• **EXERCISE INSTRUCTIONS**: Present the following data again exactly as it is shown.

• **RAW DATA**:

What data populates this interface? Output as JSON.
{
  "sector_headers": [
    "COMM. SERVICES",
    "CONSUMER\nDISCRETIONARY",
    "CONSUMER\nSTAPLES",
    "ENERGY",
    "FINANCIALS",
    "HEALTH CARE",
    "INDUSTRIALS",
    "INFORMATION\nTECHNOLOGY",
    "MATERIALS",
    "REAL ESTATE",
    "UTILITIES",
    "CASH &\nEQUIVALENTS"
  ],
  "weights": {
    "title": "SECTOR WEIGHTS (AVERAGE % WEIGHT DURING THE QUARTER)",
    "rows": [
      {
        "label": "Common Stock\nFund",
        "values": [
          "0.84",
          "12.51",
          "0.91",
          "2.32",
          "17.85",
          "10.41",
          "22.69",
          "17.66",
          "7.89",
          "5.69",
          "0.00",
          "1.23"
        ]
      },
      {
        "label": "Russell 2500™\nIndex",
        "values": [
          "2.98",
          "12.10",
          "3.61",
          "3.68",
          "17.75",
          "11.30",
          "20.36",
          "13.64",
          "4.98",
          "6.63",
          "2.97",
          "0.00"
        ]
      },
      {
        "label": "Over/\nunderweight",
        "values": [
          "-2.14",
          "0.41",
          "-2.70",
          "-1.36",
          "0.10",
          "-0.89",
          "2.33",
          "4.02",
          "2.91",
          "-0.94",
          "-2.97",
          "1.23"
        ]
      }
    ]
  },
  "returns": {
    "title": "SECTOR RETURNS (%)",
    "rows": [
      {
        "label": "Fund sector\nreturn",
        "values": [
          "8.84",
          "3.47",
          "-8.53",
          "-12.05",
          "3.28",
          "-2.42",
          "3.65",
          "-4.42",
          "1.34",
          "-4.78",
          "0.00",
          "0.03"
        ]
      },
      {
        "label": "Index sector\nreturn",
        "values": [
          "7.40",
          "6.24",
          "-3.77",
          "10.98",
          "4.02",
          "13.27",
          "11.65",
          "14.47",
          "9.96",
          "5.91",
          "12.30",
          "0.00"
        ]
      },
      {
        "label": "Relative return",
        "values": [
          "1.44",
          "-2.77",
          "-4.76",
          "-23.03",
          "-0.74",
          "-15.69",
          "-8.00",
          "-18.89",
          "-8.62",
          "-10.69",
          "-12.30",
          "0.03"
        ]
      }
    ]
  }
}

• **SOLVED PROBLEM**:
What data populates this interface? Output as JSON.
{
  "sector_headers": [
    "COMM. SERVICES",
    "CONSUMER\nDISCRETIONARY",
    "CONSUMER\nSTAPLES",
    "ENERGY",
    "FINANCIALS",
    "HEALTH CARE",
    "INDUSTRIALS",
    "INFORMATION\nTECHNOLOGY",
    "MATERIALS",
    "REAL ESTATE",
    "UTILITIES",
    "CASH &\nEQUIVALENTS"
  ],
  "weights": {
    "title": "SECTOR WEIGHTS (AVERAGE % WEIGHT DURING THE QUARTER)",
    "rows": [
      {
        "label": "Common Stock\nFund",
        "values": [
          "0.84",
          "12.51",
          "0.91",
          "2.32",
          "17.85",
          "10.41",
          "22.69",
          "17.66",
          "7.89",
          "5.69",
          "0.00",
          "1.23"
        ]
      },
      {
        "label": "Russell 2500™\nIndex",
        "values": [
          "2.98",
          "12.10",
          "3.61",
          "3.68",
          "17.75",
          "11.30",
          "20.36",
          "13.64",
          "4.98",
          "6.63",
          "2.97",
          "0.00"
        ]
      },
      {
        "label": "Over/\nunderweight",
        "values": [
          "-2.14",
          "0.41",
          "-2.70",
          "-1.36",
          "0.10",
          "-0.89",
          "2.33",
          "4.02",
          "2.91",
          "-0.94",
          "-2.97",
          "1.23"
        ]
      }
    ]
  },
  "returns": {
    "title": "SECTOR RETURNS (%)",
    "rows": [
      {
        "label": "Fund sector\nreturn",
        "values": [
          "8.84",
          "3.47",
          "-8.53",
          "-12.05",
          "3.28",
          "-2.42",
          "3.65",
          "-4.42",
          "1.34",
          "-4.78",
          "0.00",
          "0.03"
        ]
      },
      {
        "label": "Index sector\nreturn",
        "values": [
          "7.40",
          "6.24",
          "-3.77",
          "10.98",
          "4.02",
          "13.27",
          "11.65",
          "14.47",
          "9.96",
          "5.91",
          "12.30",
          "0.00"
        ]
      },
      {
        "label": "Relative return",
        "values": [
          "1.44",
          "-2.77",
          "-4.76",
          "-23.03",
          "-0.74",
          "-15.69",
          "-8.00",
          "-18.89",
          "-8.62",
          "-10.69",
          "-12.30",
          "0.03"
        ]
      }
    ]
  }
}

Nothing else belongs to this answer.